**Provided records:**
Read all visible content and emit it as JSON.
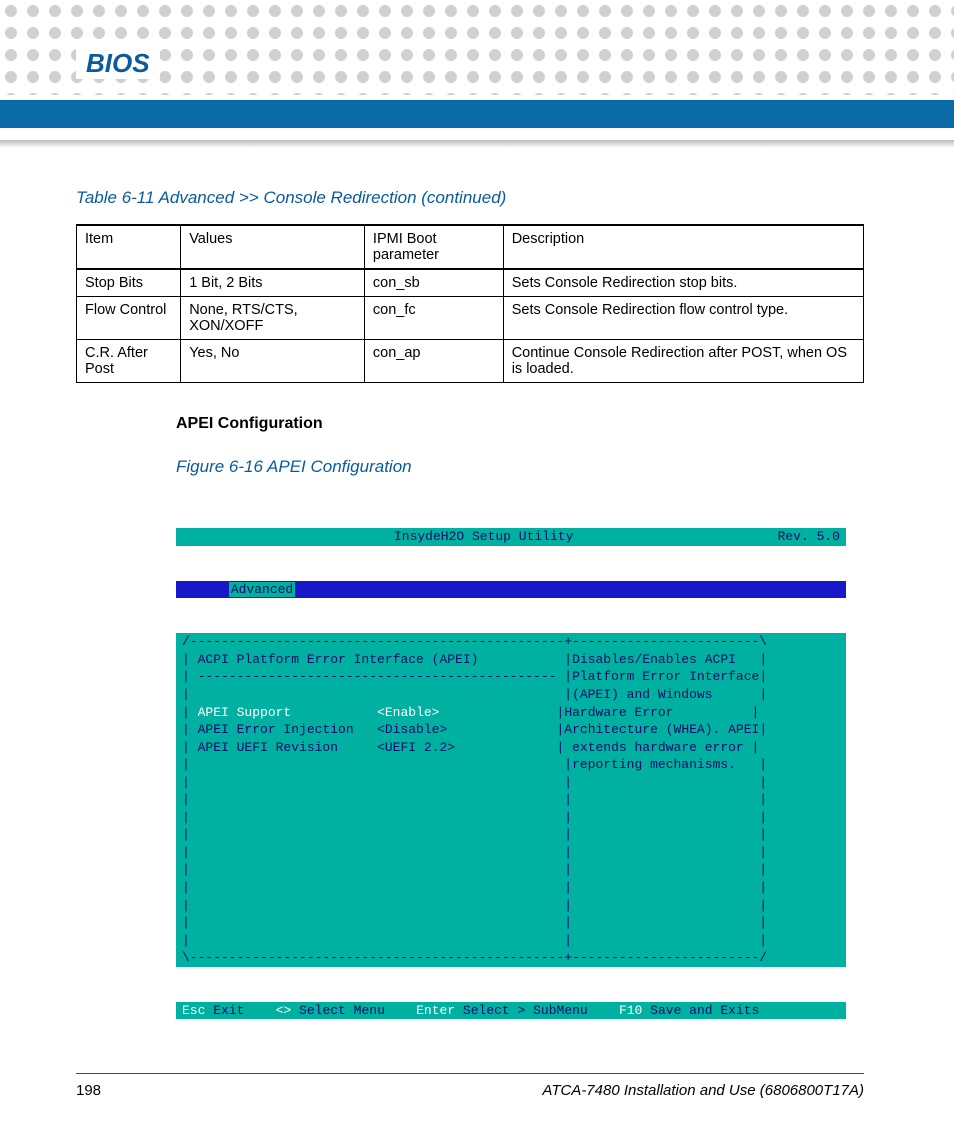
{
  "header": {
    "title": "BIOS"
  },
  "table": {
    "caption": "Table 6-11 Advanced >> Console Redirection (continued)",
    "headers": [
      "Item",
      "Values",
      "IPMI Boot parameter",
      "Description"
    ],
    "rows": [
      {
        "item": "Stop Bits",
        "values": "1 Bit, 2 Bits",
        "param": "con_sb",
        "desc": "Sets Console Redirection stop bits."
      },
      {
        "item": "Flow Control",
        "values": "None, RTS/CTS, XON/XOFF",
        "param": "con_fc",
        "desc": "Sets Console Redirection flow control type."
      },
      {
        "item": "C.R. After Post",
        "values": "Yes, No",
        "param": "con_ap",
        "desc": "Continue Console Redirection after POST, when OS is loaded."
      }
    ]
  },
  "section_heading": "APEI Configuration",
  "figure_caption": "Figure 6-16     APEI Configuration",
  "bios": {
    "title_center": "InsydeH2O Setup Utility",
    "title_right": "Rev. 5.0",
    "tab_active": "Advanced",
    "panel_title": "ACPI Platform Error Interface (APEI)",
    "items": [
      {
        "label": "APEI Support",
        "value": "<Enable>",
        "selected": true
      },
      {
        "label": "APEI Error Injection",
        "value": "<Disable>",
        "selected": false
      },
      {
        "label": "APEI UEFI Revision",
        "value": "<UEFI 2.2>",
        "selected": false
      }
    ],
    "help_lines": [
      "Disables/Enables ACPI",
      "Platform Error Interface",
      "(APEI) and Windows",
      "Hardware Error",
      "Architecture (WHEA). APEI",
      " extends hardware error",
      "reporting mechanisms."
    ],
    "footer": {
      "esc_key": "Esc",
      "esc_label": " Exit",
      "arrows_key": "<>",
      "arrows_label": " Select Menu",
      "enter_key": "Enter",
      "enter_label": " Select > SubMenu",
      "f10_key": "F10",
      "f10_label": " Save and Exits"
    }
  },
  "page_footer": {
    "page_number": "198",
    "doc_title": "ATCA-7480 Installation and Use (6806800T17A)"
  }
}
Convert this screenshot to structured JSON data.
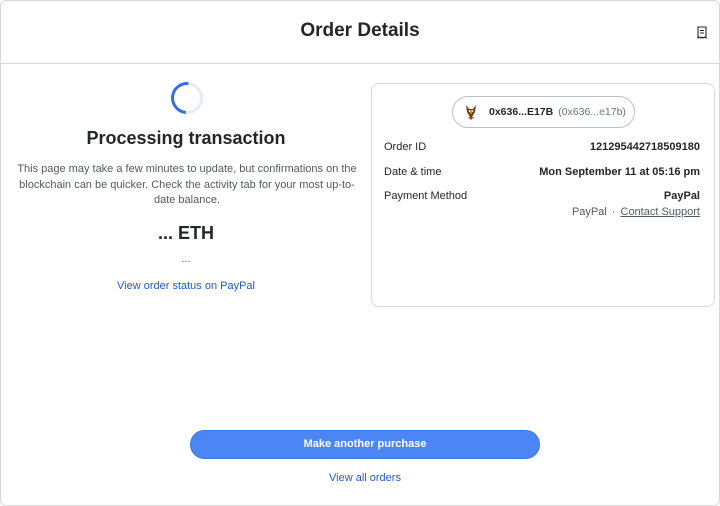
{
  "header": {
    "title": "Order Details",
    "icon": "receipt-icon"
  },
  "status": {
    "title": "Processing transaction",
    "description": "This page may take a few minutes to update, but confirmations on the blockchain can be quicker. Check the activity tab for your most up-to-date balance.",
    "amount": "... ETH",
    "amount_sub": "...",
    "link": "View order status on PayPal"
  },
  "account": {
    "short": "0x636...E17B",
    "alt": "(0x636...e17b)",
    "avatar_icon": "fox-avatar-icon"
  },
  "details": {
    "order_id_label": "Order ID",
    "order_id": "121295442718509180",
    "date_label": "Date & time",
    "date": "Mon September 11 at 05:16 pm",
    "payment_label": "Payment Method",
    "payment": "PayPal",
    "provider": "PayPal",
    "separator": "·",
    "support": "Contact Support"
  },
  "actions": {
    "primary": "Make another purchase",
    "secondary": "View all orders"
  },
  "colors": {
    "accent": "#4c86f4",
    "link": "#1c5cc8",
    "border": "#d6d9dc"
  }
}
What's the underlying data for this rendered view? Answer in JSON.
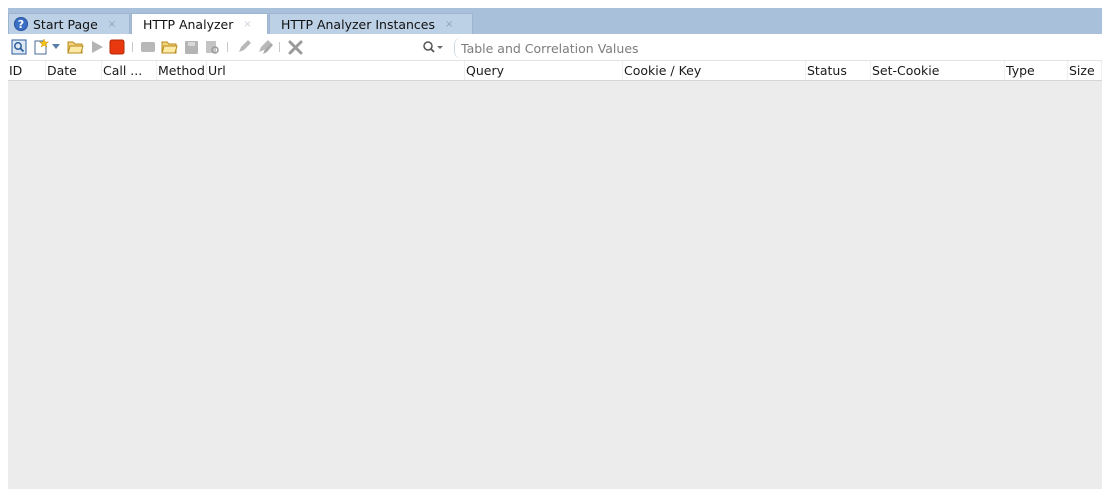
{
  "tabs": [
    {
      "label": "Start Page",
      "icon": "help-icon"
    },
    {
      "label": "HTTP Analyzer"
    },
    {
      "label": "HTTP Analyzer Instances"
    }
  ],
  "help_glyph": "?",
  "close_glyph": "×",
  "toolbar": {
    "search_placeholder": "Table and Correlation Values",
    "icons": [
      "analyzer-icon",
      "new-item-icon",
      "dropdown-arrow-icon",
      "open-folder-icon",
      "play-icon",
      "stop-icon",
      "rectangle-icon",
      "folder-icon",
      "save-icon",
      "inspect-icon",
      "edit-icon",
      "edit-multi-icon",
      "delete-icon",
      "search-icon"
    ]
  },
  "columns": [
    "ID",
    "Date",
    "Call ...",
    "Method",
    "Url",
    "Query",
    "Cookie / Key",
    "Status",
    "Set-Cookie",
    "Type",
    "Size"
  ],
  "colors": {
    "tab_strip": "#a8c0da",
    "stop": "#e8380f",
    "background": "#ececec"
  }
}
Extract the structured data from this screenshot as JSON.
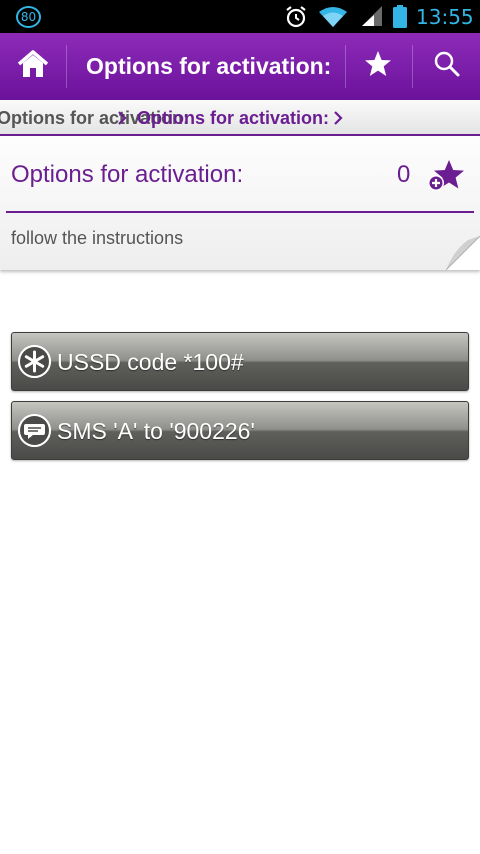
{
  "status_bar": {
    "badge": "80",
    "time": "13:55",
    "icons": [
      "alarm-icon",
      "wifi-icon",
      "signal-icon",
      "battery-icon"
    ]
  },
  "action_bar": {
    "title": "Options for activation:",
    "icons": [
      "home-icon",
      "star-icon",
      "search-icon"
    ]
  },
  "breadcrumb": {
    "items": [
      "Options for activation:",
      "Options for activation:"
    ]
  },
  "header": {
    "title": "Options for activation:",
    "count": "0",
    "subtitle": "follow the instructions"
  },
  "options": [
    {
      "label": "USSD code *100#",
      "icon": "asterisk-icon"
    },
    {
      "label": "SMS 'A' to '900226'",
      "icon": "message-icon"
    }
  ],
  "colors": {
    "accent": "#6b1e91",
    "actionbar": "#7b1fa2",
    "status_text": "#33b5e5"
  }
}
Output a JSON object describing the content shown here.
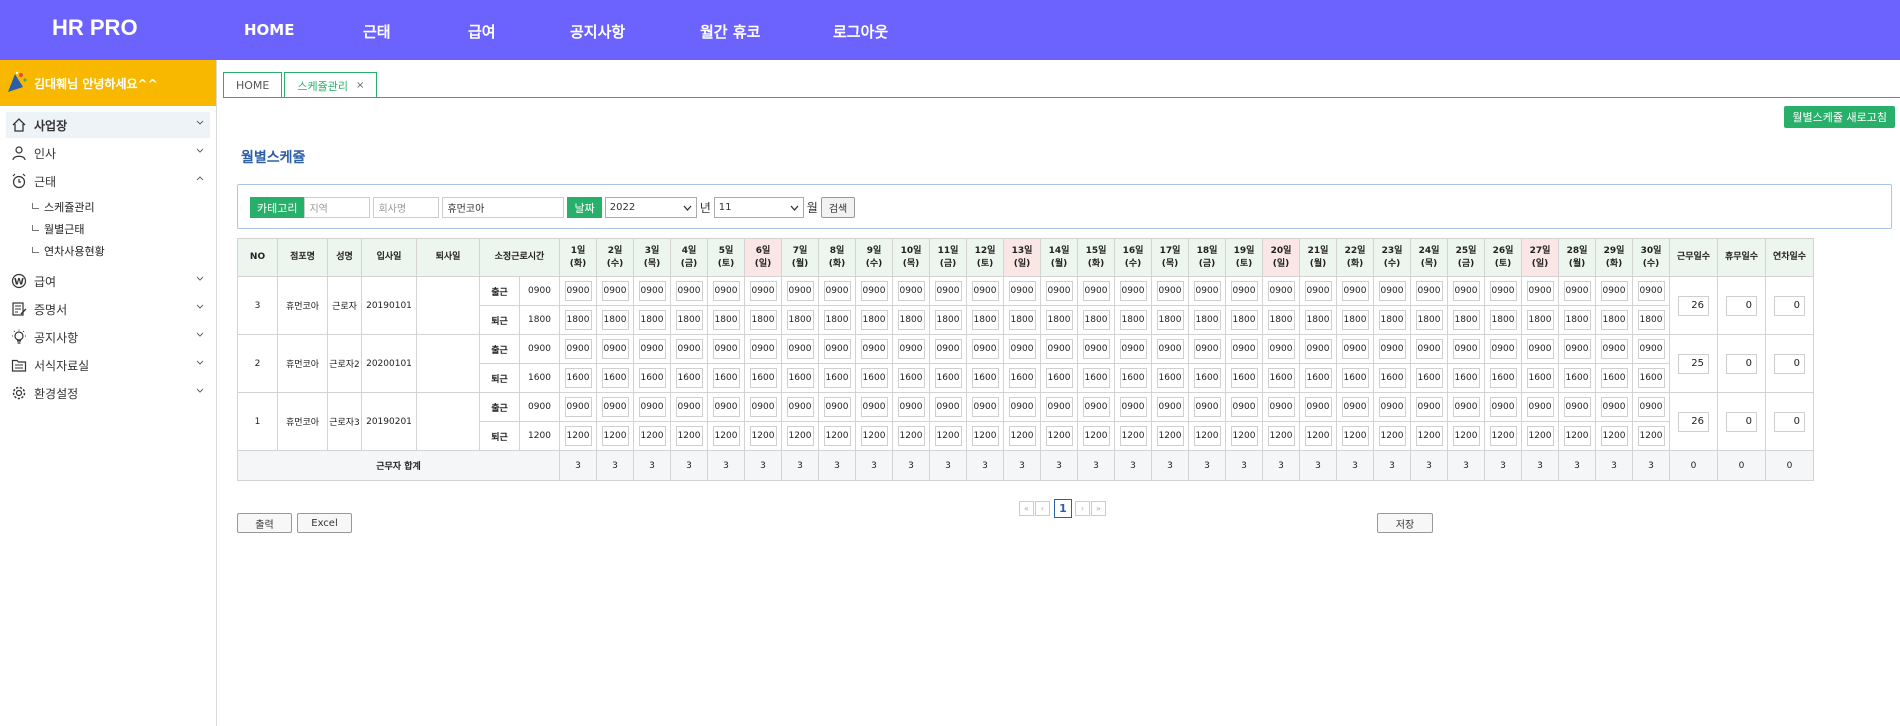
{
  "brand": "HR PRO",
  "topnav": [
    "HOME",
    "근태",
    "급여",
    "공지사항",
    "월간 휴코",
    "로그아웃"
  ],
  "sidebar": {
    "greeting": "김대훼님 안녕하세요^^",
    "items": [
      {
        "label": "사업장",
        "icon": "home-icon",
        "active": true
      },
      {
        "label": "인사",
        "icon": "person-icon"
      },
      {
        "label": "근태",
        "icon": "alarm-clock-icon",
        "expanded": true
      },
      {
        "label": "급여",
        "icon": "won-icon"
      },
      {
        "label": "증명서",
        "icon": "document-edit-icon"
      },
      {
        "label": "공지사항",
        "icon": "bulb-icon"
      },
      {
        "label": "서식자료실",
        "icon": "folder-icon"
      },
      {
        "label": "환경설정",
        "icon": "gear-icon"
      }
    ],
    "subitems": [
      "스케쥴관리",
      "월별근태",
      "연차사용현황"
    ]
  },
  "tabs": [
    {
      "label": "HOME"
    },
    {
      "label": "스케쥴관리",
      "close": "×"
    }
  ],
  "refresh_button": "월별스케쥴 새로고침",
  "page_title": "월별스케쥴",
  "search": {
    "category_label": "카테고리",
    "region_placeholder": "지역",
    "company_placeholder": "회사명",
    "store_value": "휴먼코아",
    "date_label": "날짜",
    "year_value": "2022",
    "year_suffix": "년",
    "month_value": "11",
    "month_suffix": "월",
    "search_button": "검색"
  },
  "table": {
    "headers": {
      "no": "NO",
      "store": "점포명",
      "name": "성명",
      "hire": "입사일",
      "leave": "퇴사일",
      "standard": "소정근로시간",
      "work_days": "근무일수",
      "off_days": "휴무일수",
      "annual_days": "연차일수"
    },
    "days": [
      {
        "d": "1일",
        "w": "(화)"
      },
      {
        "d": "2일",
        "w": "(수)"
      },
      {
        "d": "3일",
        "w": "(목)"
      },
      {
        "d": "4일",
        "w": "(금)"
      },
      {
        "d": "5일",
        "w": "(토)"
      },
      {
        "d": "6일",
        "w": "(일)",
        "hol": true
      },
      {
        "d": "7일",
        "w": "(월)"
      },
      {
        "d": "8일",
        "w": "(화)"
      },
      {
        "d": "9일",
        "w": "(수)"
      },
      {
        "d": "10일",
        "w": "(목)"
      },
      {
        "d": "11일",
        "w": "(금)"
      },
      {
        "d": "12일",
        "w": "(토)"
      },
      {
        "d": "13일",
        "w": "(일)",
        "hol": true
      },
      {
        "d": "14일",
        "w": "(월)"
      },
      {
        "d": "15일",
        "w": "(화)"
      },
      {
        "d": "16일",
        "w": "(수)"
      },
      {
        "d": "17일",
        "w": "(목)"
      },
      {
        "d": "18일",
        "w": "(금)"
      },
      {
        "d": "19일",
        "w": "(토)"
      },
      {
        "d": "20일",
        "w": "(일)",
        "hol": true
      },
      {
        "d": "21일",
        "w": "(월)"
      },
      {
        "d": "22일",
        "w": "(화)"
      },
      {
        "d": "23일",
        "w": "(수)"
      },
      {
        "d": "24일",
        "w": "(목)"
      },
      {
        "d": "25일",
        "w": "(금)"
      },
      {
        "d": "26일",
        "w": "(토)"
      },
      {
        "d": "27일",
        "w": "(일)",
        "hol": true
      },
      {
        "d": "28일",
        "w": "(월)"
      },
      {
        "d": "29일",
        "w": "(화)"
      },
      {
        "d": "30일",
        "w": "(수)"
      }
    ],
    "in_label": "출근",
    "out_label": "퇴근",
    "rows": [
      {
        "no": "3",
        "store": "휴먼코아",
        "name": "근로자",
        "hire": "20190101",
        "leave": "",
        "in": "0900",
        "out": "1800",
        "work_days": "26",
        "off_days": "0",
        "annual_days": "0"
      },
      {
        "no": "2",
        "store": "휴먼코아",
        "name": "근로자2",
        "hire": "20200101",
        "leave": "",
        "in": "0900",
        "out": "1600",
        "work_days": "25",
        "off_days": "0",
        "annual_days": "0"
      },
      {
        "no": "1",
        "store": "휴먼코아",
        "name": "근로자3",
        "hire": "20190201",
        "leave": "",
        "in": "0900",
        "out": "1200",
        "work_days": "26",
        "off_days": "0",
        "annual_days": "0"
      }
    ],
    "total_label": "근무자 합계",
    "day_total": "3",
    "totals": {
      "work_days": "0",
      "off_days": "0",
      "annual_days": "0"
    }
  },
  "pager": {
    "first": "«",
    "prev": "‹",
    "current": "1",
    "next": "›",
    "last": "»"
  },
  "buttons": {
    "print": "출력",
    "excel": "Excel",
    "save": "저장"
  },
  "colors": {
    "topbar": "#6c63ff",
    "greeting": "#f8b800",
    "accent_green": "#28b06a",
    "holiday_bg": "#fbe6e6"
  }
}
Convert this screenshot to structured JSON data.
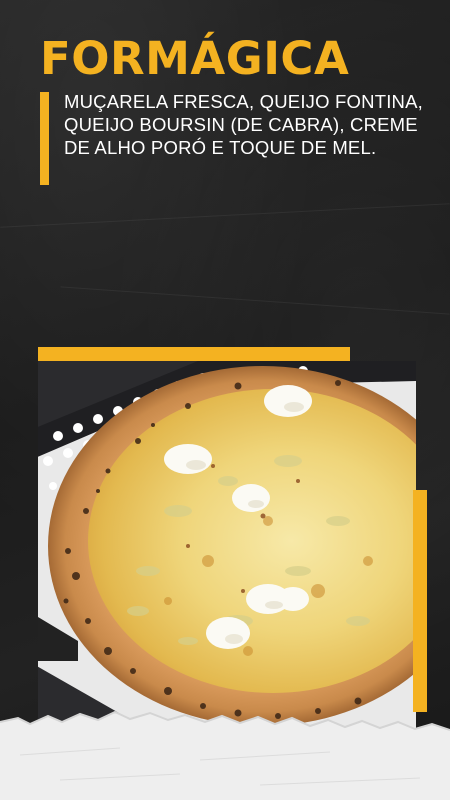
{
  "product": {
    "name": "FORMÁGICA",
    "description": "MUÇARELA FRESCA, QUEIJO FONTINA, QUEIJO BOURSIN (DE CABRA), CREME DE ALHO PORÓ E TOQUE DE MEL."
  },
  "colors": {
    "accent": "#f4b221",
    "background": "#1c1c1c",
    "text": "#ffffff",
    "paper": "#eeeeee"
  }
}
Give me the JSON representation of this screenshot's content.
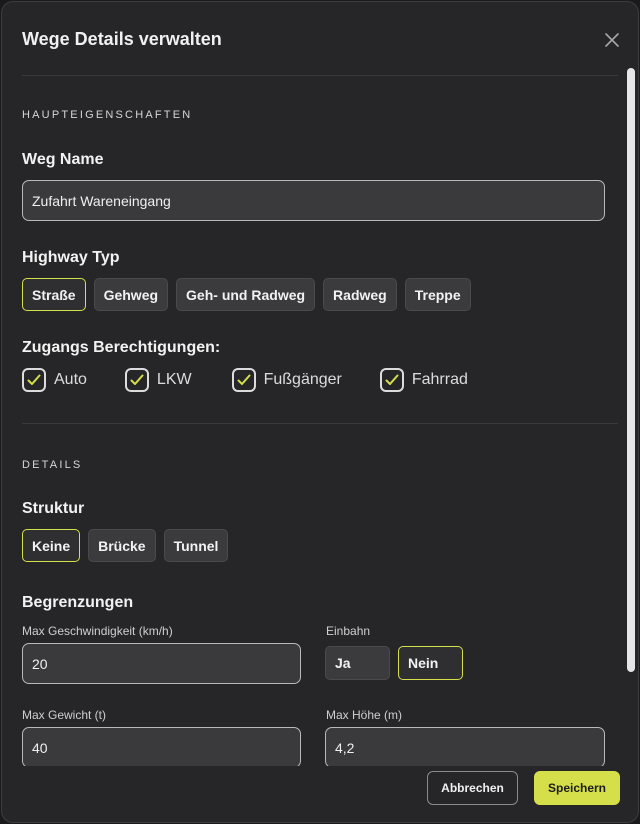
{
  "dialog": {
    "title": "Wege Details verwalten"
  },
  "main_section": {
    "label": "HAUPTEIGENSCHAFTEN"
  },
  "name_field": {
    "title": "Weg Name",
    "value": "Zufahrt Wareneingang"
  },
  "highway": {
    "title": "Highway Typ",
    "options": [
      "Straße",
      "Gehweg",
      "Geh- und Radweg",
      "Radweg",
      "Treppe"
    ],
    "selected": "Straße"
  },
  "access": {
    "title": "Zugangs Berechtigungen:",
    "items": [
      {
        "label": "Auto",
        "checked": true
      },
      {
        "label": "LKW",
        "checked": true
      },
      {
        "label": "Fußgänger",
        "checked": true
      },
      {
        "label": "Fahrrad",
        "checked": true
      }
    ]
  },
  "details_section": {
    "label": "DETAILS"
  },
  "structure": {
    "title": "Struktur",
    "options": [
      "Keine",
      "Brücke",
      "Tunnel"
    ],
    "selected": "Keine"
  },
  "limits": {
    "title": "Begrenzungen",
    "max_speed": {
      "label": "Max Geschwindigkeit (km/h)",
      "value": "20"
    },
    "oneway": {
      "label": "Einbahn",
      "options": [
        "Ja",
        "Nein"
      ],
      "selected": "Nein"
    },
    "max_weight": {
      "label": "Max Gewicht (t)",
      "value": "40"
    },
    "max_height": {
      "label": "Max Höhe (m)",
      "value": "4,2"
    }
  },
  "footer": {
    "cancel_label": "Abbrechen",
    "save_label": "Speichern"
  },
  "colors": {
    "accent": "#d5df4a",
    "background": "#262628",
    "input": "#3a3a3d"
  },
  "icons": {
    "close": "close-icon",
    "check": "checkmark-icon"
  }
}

**What is expected:**
Tally the lines above that contain the word "HTTP", and reply with only the number.

**Output for this task:**
2